_GIVEN TASK:_ Extract every record, keeping each one exactly as it is.

_PROVIDED INFORMATION:_

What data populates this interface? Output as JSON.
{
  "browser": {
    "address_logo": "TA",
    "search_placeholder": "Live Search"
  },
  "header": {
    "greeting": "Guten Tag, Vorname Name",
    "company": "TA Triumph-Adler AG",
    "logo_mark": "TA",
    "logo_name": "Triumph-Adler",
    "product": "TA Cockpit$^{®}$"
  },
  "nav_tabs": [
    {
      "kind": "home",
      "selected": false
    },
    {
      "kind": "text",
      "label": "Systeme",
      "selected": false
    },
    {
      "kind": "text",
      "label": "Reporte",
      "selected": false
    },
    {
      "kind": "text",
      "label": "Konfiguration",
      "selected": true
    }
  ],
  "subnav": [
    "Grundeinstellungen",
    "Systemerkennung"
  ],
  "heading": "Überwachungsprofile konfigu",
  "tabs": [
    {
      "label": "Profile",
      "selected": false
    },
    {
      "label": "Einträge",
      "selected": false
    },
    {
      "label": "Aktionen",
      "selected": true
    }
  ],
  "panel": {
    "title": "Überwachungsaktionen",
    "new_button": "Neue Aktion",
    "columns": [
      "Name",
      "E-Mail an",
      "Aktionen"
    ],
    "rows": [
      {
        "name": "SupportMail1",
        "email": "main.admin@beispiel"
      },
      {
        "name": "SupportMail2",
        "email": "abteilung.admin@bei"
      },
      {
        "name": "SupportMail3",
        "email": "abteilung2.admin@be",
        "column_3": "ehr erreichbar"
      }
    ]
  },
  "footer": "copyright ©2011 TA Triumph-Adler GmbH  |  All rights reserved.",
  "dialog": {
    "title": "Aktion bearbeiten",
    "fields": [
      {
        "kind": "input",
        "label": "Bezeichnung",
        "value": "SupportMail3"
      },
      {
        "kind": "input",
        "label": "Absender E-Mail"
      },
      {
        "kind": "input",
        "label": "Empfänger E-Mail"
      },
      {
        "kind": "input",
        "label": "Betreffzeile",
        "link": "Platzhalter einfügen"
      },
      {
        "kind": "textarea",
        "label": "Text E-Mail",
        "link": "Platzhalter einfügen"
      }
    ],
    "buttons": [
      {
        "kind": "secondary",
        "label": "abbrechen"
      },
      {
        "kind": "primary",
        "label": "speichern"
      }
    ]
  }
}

_FINISHED TASK:_
What data populates this interface? Output as JSON.
{
  "browser": {
    "address_logo": "TA",
    "search_placeholder": "Live Search"
  },
  "header": {
    "greeting": "Guten Tag, Vorname Name",
    "company": "TA Triumph-Adler AG",
    "logo_mark": "TA",
    "logo_name": "Triumph-Adler",
    "product": "TA Cockpit$^{®}$"
  },
  "nav_tabs": [
    {
      "kind": "home",
      "selected": false
    },
    {
      "kind": "text",
      "label": "Systeme",
      "selected": false
    },
    {
      "kind": "text",
      "label": "Reporte",
      "selected": false
    },
    {
      "kind": "text",
      "label": "Konfiguration",
      "selected": true
    }
  ],
  "subnav": [
    "Grundeinstellungen",
    "Systemerkennung"
  ],
  "heading": "Überwachungsprofile konfigu",
  "tabs": [
    {
      "label": "Profile",
      "selected": false
    },
    {
      "label": "Einträge",
      "selected": false
    },
    {
      "label": "Aktionen",
      "selected": true
    }
  ],
  "panel": {
    "title": "Überwachungsaktionen",
    "new_button": "Neue Aktion",
    "columns": [
      "Name",
      "E-Mail an",
      "Aktionen"
    ],
    "rows": [
      {
        "name": "SupportMail1",
        "email": "main.admin@beispiel"
      },
      {
        "name": "SupportMail2",
        "email": "abteilung.admin@bei"
      },
      {
        "name": "SupportMail3",
        "email": "abteilung2.admin@be",
        "column_3": "ehr erreichbar"
      }
    ]
  },
  "footer": "copyright ©2011 TA Triumph-Adler GmbH  |  All rights reserved.",
  "dialog": {
    "title": "Aktion bearbeiten",
    "fields": [
      {
        "kind": "input",
        "label": "Bezeichnung",
        "value": "SupportMail3"
      },
      {
        "kind": "input",
        "label": "Absender E-Mail"
      },
      {
        "kind": "input",
        "label": "Empfänger E-Mail"
      },
      {
        "kind": "input",
        "label": "Betreffzeile",
        "link": "Platzhalter einfügen"
      },
      {
        "kind": "textarea",
        "label": "Text E-Mail",
        "link": "Platzhalter einfügen"
      }
    ],
    "buttons": [
      {
        "kind": "secondary",
        "label": "abbrechen"
      },
      {
        "kind": "primary",
        "label": "speichern"
      }
    ]
  }
}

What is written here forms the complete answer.